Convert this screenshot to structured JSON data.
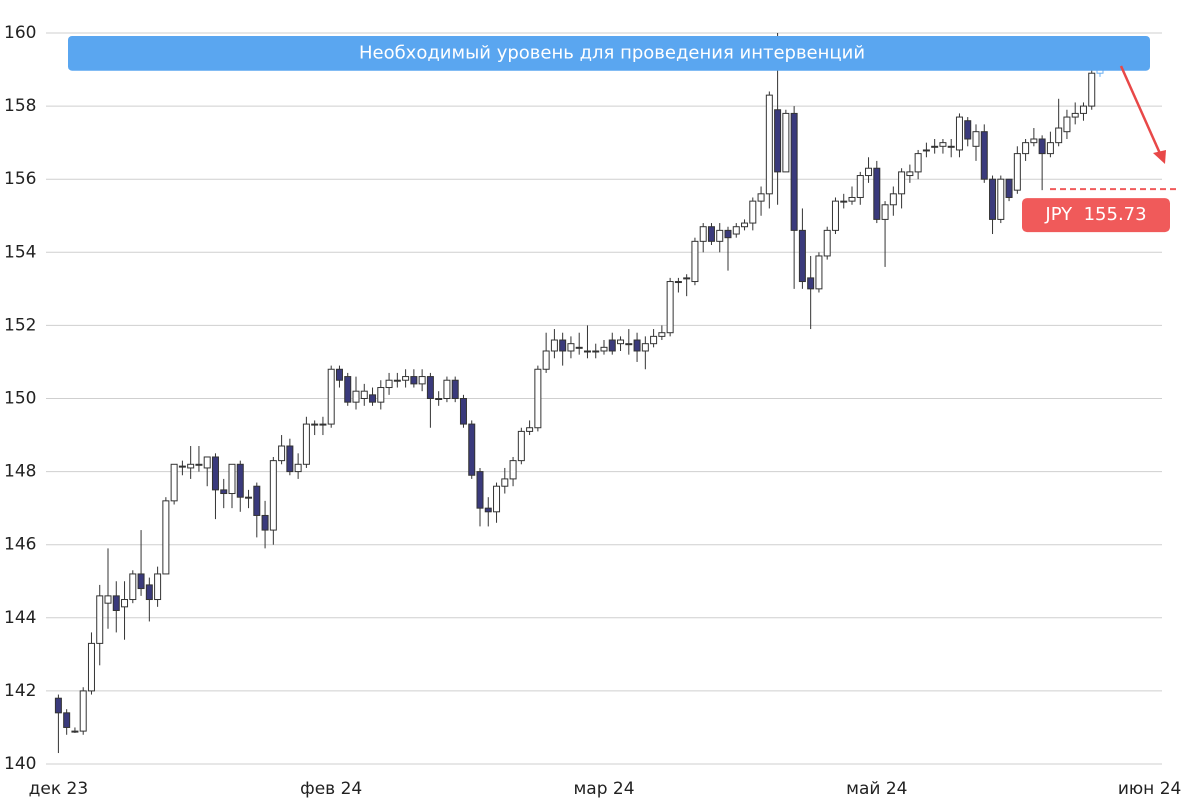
{
  "chart_data": {
    "type": "candlestick",
    "open": [
      141.8,
      141.4,
      140.9,
      140.9,
      142.0,
      143.3,
      144.4,
      144.6,
      144.3,
      144.5,
      145.2,
      144.9,
      144.5,
      145.2,
      147.2,
      148.15,
      148.1,
      148.2,
      148.1,
      148.4,
      147.5,
      147.4,
      148.2,
      147.3,
      147.6,
      146.8,
      146.4,
      148.3,
      148.7,
      148.0,
      148.2,
      149.3,
      149.3,
      149.3,
      150.8,
      150.6,
      149.9,
      150.0,
      150.1,
      149.9,
      150.3,
      150.5,
      150.5,
      150.6,
      150.4,
      150.6,
      150.0,
      150.0,
      150.5,
      150.0,
      149.3,
      148.0,
      147.0,
      146.9,
      147.6,
      147.8,
      148.3,
      149.1,
      149.2,
      150.8,
      151.3,
      151.6,
      151.3,
      151.4,
      151.3,
      151.3,
      151.3,
      151.6,
      151.5,
      151.5,
      151.6,
      151.3,
      151.5,
      151.7,
      151.8,
      153.2,
      153.3,
      153.2,
      154.3,
      154.7,
      154.3,
      154.6,
      154.5,
      154.7,
      154.8,
      155.4,
      155.6,
      157.9,
      156.2,
      157.8,
      154.6,
      153.3,
      153.0,
      153.9,
      154.6,
      155.4,
      155.4,
      155.5,
      156.1,
      156.3,
      154.9,
      155.3,
      155.6,
      156.1,
      156.2,
      156.8,
      156.9,
      156.9,
      156.9,
      156.8,
      157.6,
      156.9,
      157.3,
      156.0,
      154.9,
      156.0,
      155.7,
      156.7,
      157.0,
      157.1,
      156.7,
      157.0,
      157.3,
      157.7,
      157.8,
      158.0,
      158.9
    ],
    "high": [
      141.9,
      141.5,
      141.0,
      142.1,
      143.6,
      144.9,
      145.9,
      145.0,
      145.0,
      145.3,
      146.4,
      145.1,
      145.4,
      147.3,
      148.2,
      148.3,
      148.7,
      148.7,
      148.4,
      148.5,
      147.8,
      148.2,
      148.3,
      147.5,
      147.7,
      147.2,
      148.4,
      149.0,
      148.9,
      148.5,
      149.5,
      149.4,
      149.5,
      150.9,
      150.9,
      150.7,
      150.6,
      150.4,
      150.3,
      150.5,
      150.7,
      150.7,
      150.8,
      150.8,
      150.8,
      150.7,
      150.2,
      150.6,
      150.6,
      150.1,
      149.4,
      148.1,
      147.3,
      147.7,
      148.1,
      148.4,
      149.2,
      149.4,
      150.9,
      151.8,
      151.9,
      151.8,
      151.7,
      151.8,
      152.0,
      151.5,
      151.6,
      151.8,
      151.7,
      151.9,
      151.8,
      151.7,
      151.9,
      152.0,
      153.3,
      153.3,
      153.4,
      154.4,
      154.8,
      154.8,
      154.8,
      154.7,
      154.8,
      154.9,
      155.5,
      155.8,
      158.4,
      160.0,
      157.9,
      158.0,
      155.2,
      153.9,
      154.0,
      154.7,
      155.5,
      155.6,
      155.8,
      156.2,
      156.6,
      156.5,
      155.4,
      155.8,
      156.3,
      156.4,
      156.8,
      157.0,
      157.1,
      157.1,
      157.1,
      157.8,
      157.7,
      157.5,
      157.5,
      156.1,
      156.1,
      156.0,
      156.9,
      157.1,
      157.4,
      157.2,
      157.3,
      158.2,
      157.9,
      158.1,
      158.1,
      159.0,
      159.3
    ],
    "low": [
      140.3,
      140.8,
      140.85,
      140.8,
      141.9,
      142.7,
      143.7,
      143.6,
      143.4,
      144.4,
      144.6,
      143.9,
      144.3,
      145.2,
      147.1,
      147.9,
      147.8,
      148.0,
      147.6,
      146.7,
      147.0,
      147.0,
      146.9,
      147.0,
      146.2,
      145.9,
      146.0,
      148.2,
      147.9,
      147.8,
      148.1,
      149.0,
      149.0,
      149.2,
      150.3,
      149.8,
      149.7,
      149.8,
      149.8,
      149.7,
      150.1,
      150.3,
      150.3,
      150.3,
      150.2,
      149.2,
      149.8,
      149.9,
      149.9,
      149.2,
      147.8,
      146.5,
      146.5,
      146.6,
      147.4,
      147.6,
      148.2,
      149.0,
      149.1,
      150.7,
      151.1,
      150.9,
      151.1,
      151.2,
      151.1,
      151.1,
      151.2,
      151.2,
      151.3,
      151.2,
      151.0,
      150.8,
      151.4,
      151.6,
      151.7,
      152.9,
      152.8,
      153.1,
      154.0,
      154.2,
      154.0,
      153.5,
      154.4,
      154.6,
      154.6,
      155.0,
      155.2,
      155.3,
      156.2,
      153.0,
      153.0,
      151.9,
      152.9,
      153.8,
      154.5,
      155.2,
      155.3,
      155.3,
      155.9,
      154.8,
      153.6,
      155.0,
      155.2,
      155.9,
      156.0,
      156.6,
      156.7,
      156.7,
      156.6,
      156.6,
      156.9,
      156.5,
      155.9,
      154.5,
      154.8,
      155.4,
      155.6,
      156.5,
      156.9,
      155.7,
      156.6,
      156.9,
      157.1,
      157.5,
      157.6,
      157.9,
      158.8
    ],
    "close": [
      141.4,
      141.0,
      140.9,
      142.0,
      143.3,
      144.6,
      144.6,
      144.2,
      144.5,
      145.2,
      144.8,
      144.5,
      145.2,
      147.2,
      148.2,
      148.15,
      148.2,
      148.2,
      148.4,
      147.5,
      147.4,
      148.2,
      147.3,
      147.3,
      146.8,
      146.4,
      148.3,
      148.7,
      148.0,
      148.2,
      149.3,
      149.3,
      149.3,
      150.8,
      150.5,
      149.9,
      150.2,
      150.2,
      149.9,
      150.3,
      150.5,
      150.5,
      150.6,
      150.4,
      150.6,
      150.0,
      150.0,
      150.5,
      150.0,
      149.3,
      147.9,
      147.0,
      146.9,
      147.6,
      147.8,
      148.3,
      149.1,
      149.2,
      150.8,
      151.3,
      151.6,
      151.3,
      151.5,
      151.4,
      151.3,
      151.3,
      151.4,
      151.3,
      151.6,
      151.5,
      151.3,
      151.5,
      151.7,
      151.8,
      153.2,
      153.2,
      153.3,
      154.3,
      154.7,
      154.3,
      154.6,
      154.4,
      154.7,
      154.8,
      155.4,
      155.6,
      158.3,
      156.2,
      157.8,
      154.6,
      153.2,
      153.0,
      153.9,
      154.6,
      155.4,
      155.4,
      155.5,
      156.1,
      156.3,
      154.9,
      155.3,
      155.6,
      156.2,
      156.2,
      156.7,
      156.8,
      156.9,
      157.0,
      156.9,
      157.7,
      157.1,
      157.3,
      156.0,
      154.9,
      156.0,
      155.5,
      156.7,
      157.0,
      157.1,
      156.7,
      157.0,
      157.4,
      157.7,
      157.8,
      158.0,
      158.9,
      159.2
    ],
    "up_color": "#ffffff",
    "down_color": "#3a3a7c",
    "last_color": "#6aaef0",
    "xlim": [
      -1.5,
      133.5
    ],
    "xticks": [
      {
        "value": 0,
        "label": "дек 23"
      },
      {
        "value": 33,
        "label": "фев 24"
      },
      {
        "value": 66,
        "label": "мар 24"
      },
      {
        "value": 99,
        "label": "май 24"
      },
      {
        "value": 132,
        "label": "июн 24"
      }
    ],
    "ylim": [
      140,
      160
    ],
    "yticks": [
      140,
      142,
      144,
      146,
      148,
      150,
      152,
      154,
      156,
      158,
      160
    ],
    "grid": true,
    "band": {
      "label": "Необходимый уровень для проведения интервенций",
      "from": 159.05,
      "to": 160,
      "color": "#5aa6f0"
    },
    "price_line": {
      "value": 155.73,
      "label": "JPY  155.73",
      "color": "#f05a5a"
    }
  }
}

**Task to complete**
Check each line of the records above for the string "value", and report every line that has it.

**Expected output**
        "value": 0,
        "value": 33,
        "value": 66,
        "value": 99,
        "value": 132,
      "value": 155.73,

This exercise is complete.